§ Текст документа
________

Весна народов — страница 61 из 111

В тот же день на Михаила Грушевского было совершено покушение: какой-то человек в форме сечевых стрельцов ударил его штыком. Грушевский от штыка увернулся, но террорист ранил его жену. Кто стоял за покушением, выяснить не удалось, потому что этот переодетый «сечевик» был застрелен при попытке к бегству. Между тем именно сечевые стрельцы оставались последней опорой Рады. Опасаясь ареста или нового покушения, Грушевский ушел ночевать как раз в казарму сечевых стрельцов.

Кто бы мог подумать, что с этого дня начнется закат его политической карьеры. И хотя Михаил Сергеевич, немолодой, но энергичный и смелый человек, еще не раз будет пытаться вернуться в политику, но прежних высот уже никогда не достигнет. Время Грушевского, время украинской демократии ушло.

________

§ Что сделать
1. Перескажите короче абзац текста о Грушевском, который начинается словами «В тот же день на Михаила Грушевского», и сохраните его главные факты.
2. Объясните по тексту о Грушевском, почему не удалось выяснить, кто стоял за покушением.
3. Продолжите текст о Грушевском с того места, где он заканчивается.

§ Записанные данные
________

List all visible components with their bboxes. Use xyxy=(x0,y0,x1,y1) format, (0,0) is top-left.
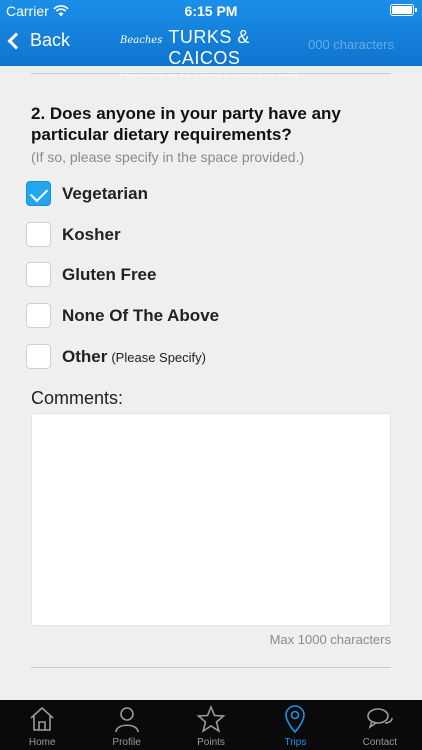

________

§ Ответы к заданиям
1. В тот же день человек в форме сечевого стрельца напал на Грушевского со штыком. Грушевский увернулся, а его жену террорист ранил. Нападавшего застрелили при попытке к бегству, поэтому заказчиков покушения установить не удалось. Опасаясь ареста или нового покушения, Грушевский ушел ночевать в казарму сечевых стрельцов, которые оставались последней опорой Рады.

2. Выяснить это не удалось, потому что террориста, переодетого «сечевиком», застрелили при попытке к бегству.

3.
Гораздо хуже сложилась судьба его молодого коллеги, второго премьер-министра УНР Всеволода Голубовича. Вскоре после первых допросов немцы получат показания против Голубовича и арестуют его. На следствии и на суде Голубович признает все обвинения и будет терпеть настоящие издевательства прокурора, немца доктора Трейде: «Вы в самом деле такой глупый? Или вы прикидываетесь таким дураком?» С Голубовичем случится истерика, после чего он заявил судьям, что «больше никогда не будет делать этого». Трейде ответил: «Не думаю, что вам когда-нибудь снова доведется стоять во главе государства». Голубовича посадят в тюрьму, где он дождется очередной смены власти в Киеве. Его освободят из тюрьмы в декабре 1918-го, но к власти он больше не вернется. Переговоры в Бресте окажутся единственным несомненным достижением Голубовича.

Новая держава рождается в цирке

В это время по всему Киеву уже «был раскидан и разбросан» манифест нового правителя Украины – гетмана Павла Петровича Скоропадского. Манифест назывался «Грамота ко всему украинскому народу» и был отпечатан на двух языках – на русском и украинском, причем украинский текст был составлен безграмотно. Текст был написан Александром Палтовым, который оказался на Украине в разгар мировой войны, а в апреле 1918-го стал правой рукой Скоропадского.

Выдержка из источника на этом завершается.